**Page extract**
To rewrite this in terms of $I_f$, we pass the $\mu$-integral to an $\mu$-integral over $X \setminus N_1$.
Since $\sigma$-algebras are closed under relative complement, we have:
- $X \setminus N_1$ is $\Sigma_X$-measurable.
From Characteristic Function Measurable iff Set Measurable, we have:
- $1_{X \setminus N_1}$ is $\Sigma_X$-measurable.
so:
- $\ds \paren {\int_Y \paren {f_x}^+ \rd \nu} \times 1_{X \setminus N_1}$ is $\Sigma_X$-measurable
and:
- $\ds \paren {\int_Y \paren {f_x}^- \rd \nu} \times 1_{X \setminus N_1}$ is $\Sigma_X$-measurable.
From Characteristic Function of Null Set is A.E. Equal to Zero: Corollary, we have:
- $1_{X \setminus N_1} = 1$ $\mu$-almost everywhere.
So, from Pointwise Multiplication preserves A.E. Equality, we have:
- $\ds \paren {\int_Y \paren {f_x}^+ \rd \nu} \times 1_{X \setminus N_1} = \int_Y \paren {f_x}^+ \rd \nu$ $\mu$-almost everywhere
and:
- $\ds \paren {\int_Y \paren {f_x}^- \rd \nu} \times 1_{X \setminus N_1} = \int_Y \paren {f_x}^- \rd \nu$ $\mu$-almost everywhere.

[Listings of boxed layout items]
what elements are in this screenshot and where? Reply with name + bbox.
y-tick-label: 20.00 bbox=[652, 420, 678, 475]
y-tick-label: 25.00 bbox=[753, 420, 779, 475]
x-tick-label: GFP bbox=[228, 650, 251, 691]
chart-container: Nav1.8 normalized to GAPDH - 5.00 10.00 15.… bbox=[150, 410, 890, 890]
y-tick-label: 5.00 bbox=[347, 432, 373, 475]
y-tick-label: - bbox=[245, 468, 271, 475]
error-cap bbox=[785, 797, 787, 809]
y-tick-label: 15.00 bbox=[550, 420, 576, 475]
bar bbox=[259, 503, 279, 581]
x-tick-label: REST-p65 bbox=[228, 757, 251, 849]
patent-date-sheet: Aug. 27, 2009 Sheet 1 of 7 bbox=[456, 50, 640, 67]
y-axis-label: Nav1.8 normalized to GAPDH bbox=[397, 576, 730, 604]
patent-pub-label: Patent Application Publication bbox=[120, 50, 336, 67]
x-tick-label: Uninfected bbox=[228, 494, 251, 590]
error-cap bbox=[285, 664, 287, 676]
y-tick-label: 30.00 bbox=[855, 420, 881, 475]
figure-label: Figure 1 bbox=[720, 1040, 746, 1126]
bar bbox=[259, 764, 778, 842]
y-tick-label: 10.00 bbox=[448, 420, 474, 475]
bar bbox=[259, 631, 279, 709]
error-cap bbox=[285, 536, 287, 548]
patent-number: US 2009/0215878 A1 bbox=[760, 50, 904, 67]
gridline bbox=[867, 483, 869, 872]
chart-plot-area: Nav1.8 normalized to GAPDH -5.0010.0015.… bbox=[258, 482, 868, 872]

**Requests**
[a] What reason does the measure theory proof extract give for $X \setminus N_1$ being $\Sigma_X$-measurable?
[b] Translate this sentence from the measure theory proof extract into Spanish, keeping the mathematical notation unchanged: "To rewrite this in terms of $I_f$, we pass the $\mu$-integral to an $\mu$-integral over $X \setminus N_1$."

**Complete answers**
[a] $\sigma$-algebras are closed under relative complement.

[b] Para reescribir esto en términos de $I_f$, pasamos la $\mu$-integral a una $\mu$-integral sobre $X \setminus N_1$.